* _Description of the task_: For each line below that includes the word "name", make a copy.
-- Begin Extracted data --
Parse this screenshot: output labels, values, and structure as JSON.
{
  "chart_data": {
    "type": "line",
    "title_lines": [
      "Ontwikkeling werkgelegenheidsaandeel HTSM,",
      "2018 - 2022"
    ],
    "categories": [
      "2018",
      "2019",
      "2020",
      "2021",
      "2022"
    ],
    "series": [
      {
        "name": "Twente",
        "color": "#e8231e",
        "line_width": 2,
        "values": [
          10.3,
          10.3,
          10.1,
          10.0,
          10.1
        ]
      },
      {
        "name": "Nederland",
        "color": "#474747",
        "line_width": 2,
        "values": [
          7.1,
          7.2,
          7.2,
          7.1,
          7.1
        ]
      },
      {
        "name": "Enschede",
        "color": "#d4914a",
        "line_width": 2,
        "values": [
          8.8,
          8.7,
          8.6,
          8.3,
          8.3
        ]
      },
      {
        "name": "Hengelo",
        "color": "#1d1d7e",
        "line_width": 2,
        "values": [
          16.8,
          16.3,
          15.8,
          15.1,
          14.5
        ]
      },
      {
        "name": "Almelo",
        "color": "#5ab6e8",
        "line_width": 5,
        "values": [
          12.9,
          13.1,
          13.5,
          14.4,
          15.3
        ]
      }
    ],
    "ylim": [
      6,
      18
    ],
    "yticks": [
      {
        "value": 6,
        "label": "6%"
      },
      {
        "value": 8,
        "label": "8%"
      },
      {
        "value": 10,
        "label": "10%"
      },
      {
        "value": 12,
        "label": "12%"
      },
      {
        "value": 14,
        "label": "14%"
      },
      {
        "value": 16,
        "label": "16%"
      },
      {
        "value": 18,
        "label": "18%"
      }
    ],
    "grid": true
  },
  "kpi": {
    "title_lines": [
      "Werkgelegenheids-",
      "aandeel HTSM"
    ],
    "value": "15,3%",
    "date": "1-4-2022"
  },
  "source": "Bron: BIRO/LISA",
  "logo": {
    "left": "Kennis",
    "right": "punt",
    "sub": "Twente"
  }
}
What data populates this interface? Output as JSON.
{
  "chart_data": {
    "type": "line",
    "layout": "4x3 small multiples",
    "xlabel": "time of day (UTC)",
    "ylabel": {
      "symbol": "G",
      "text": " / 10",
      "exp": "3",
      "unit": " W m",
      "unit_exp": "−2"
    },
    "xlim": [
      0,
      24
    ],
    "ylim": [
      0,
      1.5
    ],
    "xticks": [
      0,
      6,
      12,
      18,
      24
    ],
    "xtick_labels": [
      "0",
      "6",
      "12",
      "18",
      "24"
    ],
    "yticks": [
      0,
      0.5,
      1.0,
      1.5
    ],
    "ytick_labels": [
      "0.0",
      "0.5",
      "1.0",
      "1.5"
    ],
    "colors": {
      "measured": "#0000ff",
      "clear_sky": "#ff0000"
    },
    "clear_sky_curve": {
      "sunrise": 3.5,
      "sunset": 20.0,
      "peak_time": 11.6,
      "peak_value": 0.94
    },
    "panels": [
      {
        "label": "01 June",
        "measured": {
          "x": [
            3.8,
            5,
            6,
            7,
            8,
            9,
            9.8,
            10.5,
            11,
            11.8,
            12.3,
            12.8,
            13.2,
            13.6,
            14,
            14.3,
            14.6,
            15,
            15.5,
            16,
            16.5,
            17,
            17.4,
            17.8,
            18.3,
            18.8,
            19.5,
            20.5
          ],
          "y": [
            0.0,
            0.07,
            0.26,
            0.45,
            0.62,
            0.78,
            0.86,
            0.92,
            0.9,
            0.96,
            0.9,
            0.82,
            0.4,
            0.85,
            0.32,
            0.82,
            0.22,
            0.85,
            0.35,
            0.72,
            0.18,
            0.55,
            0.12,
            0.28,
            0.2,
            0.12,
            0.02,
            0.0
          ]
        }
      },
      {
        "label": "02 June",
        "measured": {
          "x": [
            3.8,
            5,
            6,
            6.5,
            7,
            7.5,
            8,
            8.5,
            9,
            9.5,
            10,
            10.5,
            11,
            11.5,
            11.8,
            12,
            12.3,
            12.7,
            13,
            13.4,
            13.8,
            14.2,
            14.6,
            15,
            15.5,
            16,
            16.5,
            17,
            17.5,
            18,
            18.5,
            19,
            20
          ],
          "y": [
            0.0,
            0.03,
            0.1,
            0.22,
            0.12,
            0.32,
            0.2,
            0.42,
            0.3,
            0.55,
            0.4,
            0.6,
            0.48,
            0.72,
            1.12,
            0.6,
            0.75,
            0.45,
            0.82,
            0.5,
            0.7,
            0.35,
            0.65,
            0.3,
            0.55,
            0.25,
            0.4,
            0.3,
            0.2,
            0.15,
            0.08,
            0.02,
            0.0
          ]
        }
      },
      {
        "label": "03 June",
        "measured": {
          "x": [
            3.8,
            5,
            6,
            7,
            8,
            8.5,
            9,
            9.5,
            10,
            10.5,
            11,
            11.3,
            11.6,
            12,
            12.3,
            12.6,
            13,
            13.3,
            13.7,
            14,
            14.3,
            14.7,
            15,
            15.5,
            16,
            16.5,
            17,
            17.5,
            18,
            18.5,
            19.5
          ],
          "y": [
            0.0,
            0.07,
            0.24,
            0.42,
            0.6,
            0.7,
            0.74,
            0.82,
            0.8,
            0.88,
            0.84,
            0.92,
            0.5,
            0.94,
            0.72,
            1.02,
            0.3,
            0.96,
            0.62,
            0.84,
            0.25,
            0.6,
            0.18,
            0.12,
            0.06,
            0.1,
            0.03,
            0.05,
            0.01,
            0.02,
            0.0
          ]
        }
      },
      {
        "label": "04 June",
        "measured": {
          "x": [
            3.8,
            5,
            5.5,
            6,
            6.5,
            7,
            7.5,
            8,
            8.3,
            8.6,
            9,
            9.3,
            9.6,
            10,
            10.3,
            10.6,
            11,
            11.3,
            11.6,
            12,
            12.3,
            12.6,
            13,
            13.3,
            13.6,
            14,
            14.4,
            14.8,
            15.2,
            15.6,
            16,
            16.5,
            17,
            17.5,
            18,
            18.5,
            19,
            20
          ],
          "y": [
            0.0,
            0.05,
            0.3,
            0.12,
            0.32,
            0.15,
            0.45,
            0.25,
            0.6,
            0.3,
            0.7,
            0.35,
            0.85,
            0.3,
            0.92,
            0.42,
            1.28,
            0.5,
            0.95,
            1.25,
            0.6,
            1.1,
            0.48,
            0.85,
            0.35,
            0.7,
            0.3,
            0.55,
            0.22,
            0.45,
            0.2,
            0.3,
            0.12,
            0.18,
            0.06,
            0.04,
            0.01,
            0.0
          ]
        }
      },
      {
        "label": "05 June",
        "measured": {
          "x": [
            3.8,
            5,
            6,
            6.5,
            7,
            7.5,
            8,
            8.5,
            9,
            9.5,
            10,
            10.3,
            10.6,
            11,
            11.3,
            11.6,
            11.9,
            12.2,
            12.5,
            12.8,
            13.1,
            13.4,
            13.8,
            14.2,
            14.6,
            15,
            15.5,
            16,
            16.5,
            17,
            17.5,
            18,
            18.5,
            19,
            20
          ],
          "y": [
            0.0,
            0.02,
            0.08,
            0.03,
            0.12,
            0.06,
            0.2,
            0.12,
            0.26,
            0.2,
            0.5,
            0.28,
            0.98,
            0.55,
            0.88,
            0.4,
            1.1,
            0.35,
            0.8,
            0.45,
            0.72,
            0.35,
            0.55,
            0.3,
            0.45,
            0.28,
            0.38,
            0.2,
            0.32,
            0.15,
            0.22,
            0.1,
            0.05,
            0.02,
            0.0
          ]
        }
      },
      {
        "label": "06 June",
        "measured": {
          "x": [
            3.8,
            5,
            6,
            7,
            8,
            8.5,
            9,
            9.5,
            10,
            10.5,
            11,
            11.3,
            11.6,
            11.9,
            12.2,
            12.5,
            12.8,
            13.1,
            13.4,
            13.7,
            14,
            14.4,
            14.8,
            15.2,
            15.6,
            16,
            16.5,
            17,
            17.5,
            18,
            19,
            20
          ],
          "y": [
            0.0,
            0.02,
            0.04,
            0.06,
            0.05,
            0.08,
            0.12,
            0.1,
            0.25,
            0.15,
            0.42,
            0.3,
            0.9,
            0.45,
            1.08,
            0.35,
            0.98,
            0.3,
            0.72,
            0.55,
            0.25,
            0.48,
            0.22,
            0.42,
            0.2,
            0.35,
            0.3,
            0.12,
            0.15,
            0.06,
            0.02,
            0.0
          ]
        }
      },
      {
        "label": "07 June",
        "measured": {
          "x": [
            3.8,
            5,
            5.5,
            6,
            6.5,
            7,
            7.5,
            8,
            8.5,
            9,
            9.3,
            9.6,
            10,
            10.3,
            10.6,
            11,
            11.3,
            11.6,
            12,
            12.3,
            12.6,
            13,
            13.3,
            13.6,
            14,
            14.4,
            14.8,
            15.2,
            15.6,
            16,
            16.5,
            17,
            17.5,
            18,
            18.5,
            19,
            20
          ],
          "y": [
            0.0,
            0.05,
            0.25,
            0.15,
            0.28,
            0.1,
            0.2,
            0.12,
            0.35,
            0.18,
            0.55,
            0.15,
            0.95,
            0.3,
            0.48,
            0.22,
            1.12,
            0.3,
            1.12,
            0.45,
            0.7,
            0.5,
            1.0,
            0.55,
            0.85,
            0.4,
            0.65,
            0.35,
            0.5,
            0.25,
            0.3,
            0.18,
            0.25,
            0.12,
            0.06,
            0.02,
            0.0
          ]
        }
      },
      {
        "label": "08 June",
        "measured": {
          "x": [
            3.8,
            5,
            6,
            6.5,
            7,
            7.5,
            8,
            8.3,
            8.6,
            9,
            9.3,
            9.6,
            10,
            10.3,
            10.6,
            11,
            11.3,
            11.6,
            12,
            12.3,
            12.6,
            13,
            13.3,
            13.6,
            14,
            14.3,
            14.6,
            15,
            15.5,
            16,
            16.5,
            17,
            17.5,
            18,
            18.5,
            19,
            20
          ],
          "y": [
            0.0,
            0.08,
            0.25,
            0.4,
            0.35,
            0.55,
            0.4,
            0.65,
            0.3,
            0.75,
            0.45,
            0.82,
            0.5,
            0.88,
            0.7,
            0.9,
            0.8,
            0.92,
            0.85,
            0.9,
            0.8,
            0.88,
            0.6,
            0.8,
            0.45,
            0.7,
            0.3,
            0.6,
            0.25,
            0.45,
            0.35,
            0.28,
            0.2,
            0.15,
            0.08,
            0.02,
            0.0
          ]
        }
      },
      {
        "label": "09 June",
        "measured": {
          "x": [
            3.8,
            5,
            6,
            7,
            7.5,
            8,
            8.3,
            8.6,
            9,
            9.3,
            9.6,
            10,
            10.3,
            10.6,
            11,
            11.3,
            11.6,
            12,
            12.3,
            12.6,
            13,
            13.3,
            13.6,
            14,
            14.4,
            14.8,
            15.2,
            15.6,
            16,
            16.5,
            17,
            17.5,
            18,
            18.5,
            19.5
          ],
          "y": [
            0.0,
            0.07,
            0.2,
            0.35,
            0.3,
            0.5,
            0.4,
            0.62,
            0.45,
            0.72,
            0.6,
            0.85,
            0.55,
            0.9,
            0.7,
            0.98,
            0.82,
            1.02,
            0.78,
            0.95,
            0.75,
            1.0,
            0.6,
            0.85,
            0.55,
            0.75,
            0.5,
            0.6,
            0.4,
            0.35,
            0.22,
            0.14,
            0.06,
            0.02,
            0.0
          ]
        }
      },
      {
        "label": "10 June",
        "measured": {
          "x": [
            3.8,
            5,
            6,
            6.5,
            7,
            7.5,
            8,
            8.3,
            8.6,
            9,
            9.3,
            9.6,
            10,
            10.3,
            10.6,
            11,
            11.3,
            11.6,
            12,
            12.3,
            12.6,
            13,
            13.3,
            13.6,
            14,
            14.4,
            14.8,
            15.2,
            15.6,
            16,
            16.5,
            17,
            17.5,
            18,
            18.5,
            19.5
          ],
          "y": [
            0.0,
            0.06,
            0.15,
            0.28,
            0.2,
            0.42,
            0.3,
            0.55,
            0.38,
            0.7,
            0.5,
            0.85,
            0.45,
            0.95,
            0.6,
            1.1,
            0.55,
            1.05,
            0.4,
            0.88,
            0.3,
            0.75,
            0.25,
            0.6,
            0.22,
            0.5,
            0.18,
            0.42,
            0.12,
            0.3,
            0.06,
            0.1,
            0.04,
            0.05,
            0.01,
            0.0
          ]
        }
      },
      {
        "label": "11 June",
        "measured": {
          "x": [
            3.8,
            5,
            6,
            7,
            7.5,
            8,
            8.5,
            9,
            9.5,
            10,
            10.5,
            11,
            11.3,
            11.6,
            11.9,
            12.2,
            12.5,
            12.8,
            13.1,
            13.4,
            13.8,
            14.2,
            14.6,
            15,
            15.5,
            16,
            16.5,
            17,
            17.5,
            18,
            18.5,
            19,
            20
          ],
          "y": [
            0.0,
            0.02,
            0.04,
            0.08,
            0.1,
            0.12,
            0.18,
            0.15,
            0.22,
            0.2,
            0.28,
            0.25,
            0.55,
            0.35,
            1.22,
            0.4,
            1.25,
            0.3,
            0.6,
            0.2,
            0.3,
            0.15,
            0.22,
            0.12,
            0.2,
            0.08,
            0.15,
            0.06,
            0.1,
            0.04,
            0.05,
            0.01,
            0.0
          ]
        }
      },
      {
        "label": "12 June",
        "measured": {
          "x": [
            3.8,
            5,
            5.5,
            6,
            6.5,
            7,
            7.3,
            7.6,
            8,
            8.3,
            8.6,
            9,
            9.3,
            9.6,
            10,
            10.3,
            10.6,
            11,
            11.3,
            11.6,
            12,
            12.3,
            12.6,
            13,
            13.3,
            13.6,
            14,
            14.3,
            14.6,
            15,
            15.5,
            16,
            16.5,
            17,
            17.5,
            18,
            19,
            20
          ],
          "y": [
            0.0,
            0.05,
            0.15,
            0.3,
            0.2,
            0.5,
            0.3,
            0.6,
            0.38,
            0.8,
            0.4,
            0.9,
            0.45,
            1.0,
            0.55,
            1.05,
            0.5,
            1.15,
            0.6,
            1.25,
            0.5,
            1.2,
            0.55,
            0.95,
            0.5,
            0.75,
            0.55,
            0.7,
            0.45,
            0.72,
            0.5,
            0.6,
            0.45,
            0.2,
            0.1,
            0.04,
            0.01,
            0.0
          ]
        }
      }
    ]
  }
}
-- End Extracted data --
* _Result of this exercise_:
        "name": "Twente",
        "name": "Nederland",
        "name": "Enschede",
        "name": "Hengelo",
        "name": "Almelo",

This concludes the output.